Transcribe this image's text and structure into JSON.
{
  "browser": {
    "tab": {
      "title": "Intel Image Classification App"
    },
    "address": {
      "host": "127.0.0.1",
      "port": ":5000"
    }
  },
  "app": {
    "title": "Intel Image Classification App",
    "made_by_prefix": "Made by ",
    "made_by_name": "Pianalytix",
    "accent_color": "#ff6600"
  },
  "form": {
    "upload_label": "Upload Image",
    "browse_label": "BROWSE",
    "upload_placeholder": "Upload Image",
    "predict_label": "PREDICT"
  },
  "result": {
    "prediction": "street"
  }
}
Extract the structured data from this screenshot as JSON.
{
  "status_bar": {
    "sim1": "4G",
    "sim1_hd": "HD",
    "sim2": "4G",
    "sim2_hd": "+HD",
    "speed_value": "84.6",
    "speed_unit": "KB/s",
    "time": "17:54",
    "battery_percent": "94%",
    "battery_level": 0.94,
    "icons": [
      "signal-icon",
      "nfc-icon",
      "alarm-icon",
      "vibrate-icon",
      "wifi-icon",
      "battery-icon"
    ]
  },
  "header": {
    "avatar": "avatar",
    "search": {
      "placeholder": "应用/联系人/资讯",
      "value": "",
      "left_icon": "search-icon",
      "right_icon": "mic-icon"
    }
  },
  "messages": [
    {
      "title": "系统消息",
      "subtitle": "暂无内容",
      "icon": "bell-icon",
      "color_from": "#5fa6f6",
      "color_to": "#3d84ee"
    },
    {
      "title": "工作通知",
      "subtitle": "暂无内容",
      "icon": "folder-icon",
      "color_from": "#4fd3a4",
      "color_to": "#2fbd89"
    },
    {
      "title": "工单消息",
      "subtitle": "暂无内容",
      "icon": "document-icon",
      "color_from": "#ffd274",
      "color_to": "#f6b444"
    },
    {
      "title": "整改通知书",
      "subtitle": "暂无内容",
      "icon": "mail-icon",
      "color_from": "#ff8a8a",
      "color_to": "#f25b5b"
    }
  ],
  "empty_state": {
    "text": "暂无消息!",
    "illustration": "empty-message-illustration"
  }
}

⁂

Exactly reproduce every line of the data above.

Transcribe this image's text and structure into JSON.
{
  "browser": {
    "tab": {
      "title": "Intel Image Classification App"
    },
    "address": {
      "host": "127.0.0.1",
      "port": ":5000"
    }
  },
  "app": {
    "title": "Intel Image Classification App",
    "made_by_prefix": "Made by ",
    "made_by_name": "Pianalytix",
    "accent_color": "#ff6600"
  },
  "form": {
    "upload_label": "Upload Image",
    "browse_label": "BROWSE",
    "upload_placeholder": "Upload Image",
    "predict_label": "PREDICT"
  },
  "result": {
    "prediction": "street"
  }
}
Extract the structured data from this screenshot as JSON.
{
  "status_bar": {
    "sim1": "4G",
    "sim1_hd": "HD",
    "sim2": "4G",
    "sim2_hd": "+HD",
    "speed_value": "84.6",
    "speed_unit": "KB/s",
    "time": "17:54",
    "battery_percent": "94%",
    "battery_level": 0.94,
    "icons": [
      "signal-icon",
      "nfc-icon",
      "alarm-icon",
      "vibrate-icon",
      "wifi-icon",
      "battery-icon"
    ]
  },
  "header": {
    "avatar": "avatar",
    "search": {
      "placeholder": "应用/联系人/资讯",
      "value": "",
      "left_icon": "search-icon",
      "right_icon": "mic-icon"
    }
  },
  "messages": [
    {
      "title": "系统消息",
      "subtitle": "暂无内容",
      "icon": "bell-icon",
      "color_from": "#5fa6f6",
      "color_to": "#3d84ee"
    },
    {
      "title": "工作通知",
      "subtitle": "暂无内容",
      "icon": "folder-icon",
      "color_from": "#4fd3a4",
      "color_to": "#2fbd89"
    },
    {
      "title": "工单消息",
      "subtitle": "暂无内容",
      "icon": "document-icon",
      "color_from": "#ffd274",
      "color_to": "#f6b444"
    },
    {
      "title": "整改通知书",
      "subtitle": "暂无内容",
      "icon": "mail-icon",
      "color_from": "#ff8a8a",
      "color_to": "#f25b5b"
    }
  ],
  "empty_state": {
    "text": "暂无消息!",
    "illustration": "empty-message-illustration"
  }
}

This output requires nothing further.